Data items

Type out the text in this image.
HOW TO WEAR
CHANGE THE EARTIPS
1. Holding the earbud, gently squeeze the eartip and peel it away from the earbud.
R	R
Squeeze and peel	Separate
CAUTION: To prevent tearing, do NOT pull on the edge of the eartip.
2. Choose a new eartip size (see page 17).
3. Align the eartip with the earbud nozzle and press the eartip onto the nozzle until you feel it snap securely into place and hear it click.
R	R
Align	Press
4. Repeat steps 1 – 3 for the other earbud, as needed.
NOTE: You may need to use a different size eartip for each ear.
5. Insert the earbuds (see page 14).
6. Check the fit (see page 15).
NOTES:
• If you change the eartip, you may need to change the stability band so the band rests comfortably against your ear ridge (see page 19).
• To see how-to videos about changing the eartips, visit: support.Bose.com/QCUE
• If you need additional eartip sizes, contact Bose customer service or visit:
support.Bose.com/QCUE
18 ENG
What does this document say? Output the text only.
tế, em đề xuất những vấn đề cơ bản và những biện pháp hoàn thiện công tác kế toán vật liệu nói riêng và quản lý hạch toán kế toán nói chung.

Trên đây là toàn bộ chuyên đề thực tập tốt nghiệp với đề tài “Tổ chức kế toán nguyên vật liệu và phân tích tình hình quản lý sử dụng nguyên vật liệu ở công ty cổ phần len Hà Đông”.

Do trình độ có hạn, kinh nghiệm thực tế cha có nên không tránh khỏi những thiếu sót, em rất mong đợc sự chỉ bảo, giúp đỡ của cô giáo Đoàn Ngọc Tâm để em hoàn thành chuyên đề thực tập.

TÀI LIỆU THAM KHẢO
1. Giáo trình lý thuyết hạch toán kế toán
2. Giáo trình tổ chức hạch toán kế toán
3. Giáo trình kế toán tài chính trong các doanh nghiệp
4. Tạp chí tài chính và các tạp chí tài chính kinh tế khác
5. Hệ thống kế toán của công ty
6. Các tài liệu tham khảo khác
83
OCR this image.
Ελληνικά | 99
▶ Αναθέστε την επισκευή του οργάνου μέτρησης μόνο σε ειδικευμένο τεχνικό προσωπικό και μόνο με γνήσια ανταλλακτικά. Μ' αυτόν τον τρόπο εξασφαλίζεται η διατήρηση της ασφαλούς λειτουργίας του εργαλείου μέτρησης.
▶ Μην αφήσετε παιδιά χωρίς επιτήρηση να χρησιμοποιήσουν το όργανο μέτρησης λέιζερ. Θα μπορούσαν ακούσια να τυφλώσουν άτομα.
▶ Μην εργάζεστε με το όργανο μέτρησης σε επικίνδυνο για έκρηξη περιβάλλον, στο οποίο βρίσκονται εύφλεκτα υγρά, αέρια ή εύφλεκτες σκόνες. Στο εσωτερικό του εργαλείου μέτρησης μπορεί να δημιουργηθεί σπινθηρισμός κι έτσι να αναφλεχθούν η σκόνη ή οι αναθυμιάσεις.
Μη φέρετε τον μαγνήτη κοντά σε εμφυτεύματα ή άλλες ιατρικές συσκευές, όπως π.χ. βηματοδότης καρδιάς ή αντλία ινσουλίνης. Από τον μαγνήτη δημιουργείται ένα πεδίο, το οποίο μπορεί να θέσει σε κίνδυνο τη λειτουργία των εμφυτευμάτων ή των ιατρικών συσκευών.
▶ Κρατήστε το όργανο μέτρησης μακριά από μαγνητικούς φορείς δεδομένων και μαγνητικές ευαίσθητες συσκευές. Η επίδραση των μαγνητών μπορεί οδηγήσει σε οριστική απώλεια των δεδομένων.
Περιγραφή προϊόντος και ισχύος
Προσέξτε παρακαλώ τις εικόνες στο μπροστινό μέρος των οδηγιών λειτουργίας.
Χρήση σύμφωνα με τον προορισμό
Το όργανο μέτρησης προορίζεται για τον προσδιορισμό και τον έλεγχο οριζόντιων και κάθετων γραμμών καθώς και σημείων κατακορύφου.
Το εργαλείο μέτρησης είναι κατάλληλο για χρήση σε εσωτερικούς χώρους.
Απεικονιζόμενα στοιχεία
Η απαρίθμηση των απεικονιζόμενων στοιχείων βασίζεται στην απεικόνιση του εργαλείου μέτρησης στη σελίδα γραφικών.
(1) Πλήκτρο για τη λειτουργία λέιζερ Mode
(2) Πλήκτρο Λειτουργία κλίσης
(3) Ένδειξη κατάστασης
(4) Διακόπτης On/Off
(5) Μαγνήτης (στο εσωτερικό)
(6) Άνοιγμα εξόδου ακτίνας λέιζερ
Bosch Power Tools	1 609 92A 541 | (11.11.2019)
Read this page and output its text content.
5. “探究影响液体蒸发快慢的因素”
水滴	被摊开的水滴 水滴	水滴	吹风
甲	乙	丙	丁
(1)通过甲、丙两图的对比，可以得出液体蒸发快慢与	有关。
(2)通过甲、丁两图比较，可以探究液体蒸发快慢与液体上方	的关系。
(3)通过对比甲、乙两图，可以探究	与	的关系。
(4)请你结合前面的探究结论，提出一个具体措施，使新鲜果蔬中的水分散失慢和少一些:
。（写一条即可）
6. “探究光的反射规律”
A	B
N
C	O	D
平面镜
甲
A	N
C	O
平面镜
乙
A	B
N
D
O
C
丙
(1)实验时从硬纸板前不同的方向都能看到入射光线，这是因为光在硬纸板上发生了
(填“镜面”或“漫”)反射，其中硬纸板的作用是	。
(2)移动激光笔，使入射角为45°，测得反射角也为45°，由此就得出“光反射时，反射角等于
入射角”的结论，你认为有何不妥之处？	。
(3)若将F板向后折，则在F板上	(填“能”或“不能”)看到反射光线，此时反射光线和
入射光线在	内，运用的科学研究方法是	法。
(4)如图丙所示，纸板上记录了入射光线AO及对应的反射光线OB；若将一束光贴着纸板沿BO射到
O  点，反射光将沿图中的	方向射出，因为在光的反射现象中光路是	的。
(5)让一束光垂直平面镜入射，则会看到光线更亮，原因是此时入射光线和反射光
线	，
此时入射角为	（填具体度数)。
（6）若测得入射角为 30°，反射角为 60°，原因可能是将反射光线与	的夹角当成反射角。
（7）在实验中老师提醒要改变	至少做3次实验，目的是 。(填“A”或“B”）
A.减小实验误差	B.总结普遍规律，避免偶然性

> Directions
Return what is listed above, exactly and completely.

> Reply to the task
Type out the text in this image.
HOW TO WEAR
CHANGE THE EARTIPS
1. Holding the earbud, gently squeeze the eartip and peel it away from the earbud.
R	R
Squeeze and peel	Separate
CAUTION: To prevent tearing, do NOT pull on the edge of the eartip.
2. Choose a new eartip size (see page 17).
3. Align the eartip with the earbud nozzle and press the eartip onto the nozzle until you feel it snap securely into place and hear it click.
R	R
Align	Press
4. Repeat steps 1 – 3 for the other earbud, as needed.
NOTE: You may need to use a different size eartip for each ear.
5. Insert the earbuds (see page 14).
6. Check the fit (see page 15).
NOTES:
• If you change the eartip, you may need to change the stability band so the band rests comfortably against your ear ridge (see page 19).
• To see how-to videos about changing the eartips, visit: support.Bose.com/QCUE
• If you need additional eartip sizes, contact Bose customer service or visit:
support.Bose.com/QCUE
18 ENG
What does this document say? Output the text only.
tế, em đề xuất những vấn đề cơ bản và những biện pháp hoàn thiện công tác kế toán vật liệu nói riêng và quản lý hạch toán kế toán nói chung.

Trên đây là toàn bộ chuyên đề thực tập tốt nghiệp với đề tài “Tổ chức kế toán nguyên vật liệu và phân tích tình hình quản lý sử dụng nguyên vật liệu ở công ty cổ phần len Hà Đông”.

Do trình độ có hạn, kinh nghiệm thực tế cha có nên không tránh khỏi những thiếu sót, em rất mong đợc sự chỉ bảo, giúp đỡ của cô giáo Đoàn Ngọc Tâm để em hoàn thành chuyên đề thực tập.

TÀI LIỆU THAM KHẢO
1. Giáo trình lý thuyết hạch toán kế toán
2. Giáo trình tổ chức hạch toán kế toán
3. Giáo trình kế toán tài chính trong các doanh nghiệp
4. Tạp chí tài chính và các tạp chí tài chính kinh tế khác
5. Hệ thống kế toán của công ty
6. Các tài liệu tham khảo khác
83
OCR this image.
Ελληνικά | 99
▶ Αναθέστε την επισκευή του οργάνου μέτρησης μόνο σε ειδικευμένο τεχνικό προσωπικό και μόνο με γνήσια ανταλλακτικά. Μ' αυτόν τον τρόπο εξασφαλίζεται η διατήρηση της ασφαλούς λειτουργίας του εργαλείου μέτρησης.
▶ Μην αφήσετε παιδιά χωρίς επιτήρηση να χρησιμοποιήσουν το όργανο μέτρησης λέιζερ. Θα μπορούσαν ακούσια να τυφλώσουν άτομα.
▶ Μην εργάζεστε με το όργανο μέτρησης σε επικίνδυνο για έκρηξη περιβάλλον, στο οποίο βρίσκονται εύφλεκτα υγρά, αέρια ή εύφλεκτες σκόνες. Στο εσωτερικό του εργαλείου μέτρησης μπορεί να δημιουργηθεί σπινθηρισμός κι έτσι να αναφλεχθούν η σκόνη ή οι αναθυμιάσεις.
Μη φέρετε τον μαγνήτη κοντά σε εμφυτεύματα ή άλλες ιατρικές συσκευές, όπως π.χ. βηματοδότης καρδιάς ή αντλία ινσουλίνης. Από τον μαγνήτη δημιουργείται ένα πεδίο, το οποίο μπορεί να θέσει σε κίνδυνο τη λειτουργία των εμφυτευμάτων ή των ιατρικών συσκευών.
▶ Κρατήστε το όργανο μέτρησης μακριά από μαγνητικούς φορείς δεδομένων και μαγνητικές ευαίσθητες συσκευές. Η επίδραση των μαγνητών μπορεί οδηγήσει σε οριστική απώλεια των δεδομένων.
Περιγραφή προϊόντος και ισχύος
Προσέξτε παρακαλώ τις εικόνες στο μπροστινό μέρος των οδηγιών λειτουργίας.
Χρήση σύμφωνα με τον προορισμό
Το όργανο μέτρησης προορίζεται για τον προσδιορισμό και τον έλεγχο οριζόντιων και κάθετων γραμμών καθώς και σημείων κατακορύφου.
Το εργαλείο μέτρησης είναι κατάλληλο για χρήση σε εσωτερικούς χώρους.
Απεικονιζόμενα στοιχεία
Η απαρίθμηση των απεικονιζόμενων στοιχείων βασίζεται στην απεικόνιση του εργαλείου μέτρησης στη σελίδα γραφικών.
(1) Πλήκτρο για τη λειτουργία λέιζερ Mode
(2) Πλήκτρο Λειτουργία κλίσης
(3) Ένδειξη κατάστασης
(4) Διακόπτης On/Off
(5) Μαγνήτης (στο εσωτερικό)
(6) Άνοιγμα εξόδου ακτίνας λέιζερ
Bosch Power Tools	1 609 92A 541 | (11.11.2019)
Read this page and output its text content.
5. “探究影响液体蒸发快慢的因素”
水滴	被摊开的水滴 水滴	水滴	吹风
甲	乙	丙	丁
(1)通过甲、丙两图的对比，可以得出液体蒸发快慢与	有关。
(2)通过甲、丁两图比较，可以探究液体蒸发快慢与液体上方	的关系。
(3)通过对比甲、乙两图，可以探究	与	的关系。
(4)请你结合前面的探究结论，提出一个具体措施，使新鲜果蔬中的水分散失慢和少一些:
。（写一条即可）
6. “探究光的反射规律”
A	B
N
C	O	D
平面镜
甲
A	N
C	O
平面镜
乙
A	B
N
D
O
C
丙
(1)实验时从硬纸板前不同的方向都能看到入射光线，这是因为光在硬纸板上发生了
(填“镜面”或“漫”)反射，其中硬纸板的作用是	。
(2)移动激光笔，使入射角为45°，测得反射角也为45°，由此就得出“光反射时，反射角等于
入射角”的结论，你认为有何不妥之处？	。
(3)若将F板向后折，则在F板上	(填“能”或“不能”)看到反射光线，此时反射光线和
入射光线在	内，运用的科学研究方法是	法。
(4)如图丙所示，纸板上记录了入射光线AO及对应的反射光线OB；若将一束光贴着纸板沿BO射到
O  点，反射光将沿图中的	方向射出，因为在光的反射现象中光路是	的。
(5)让一束光垂直平面镜入射，则会看到光线更亮，原因是此时入射光线和反射光
线	，
此时入射角为	（填具体度数)。
（6）若测得入射角为 30°，反射角为 60°，原因可能是将反射光线与	的夹角当成反射角。
（7）在实验中老师提醒要改变	至少做3次实验，目的是 。(填“A”或“B”）
A.减小实验误差	B.总结普遍规律，避免偶然性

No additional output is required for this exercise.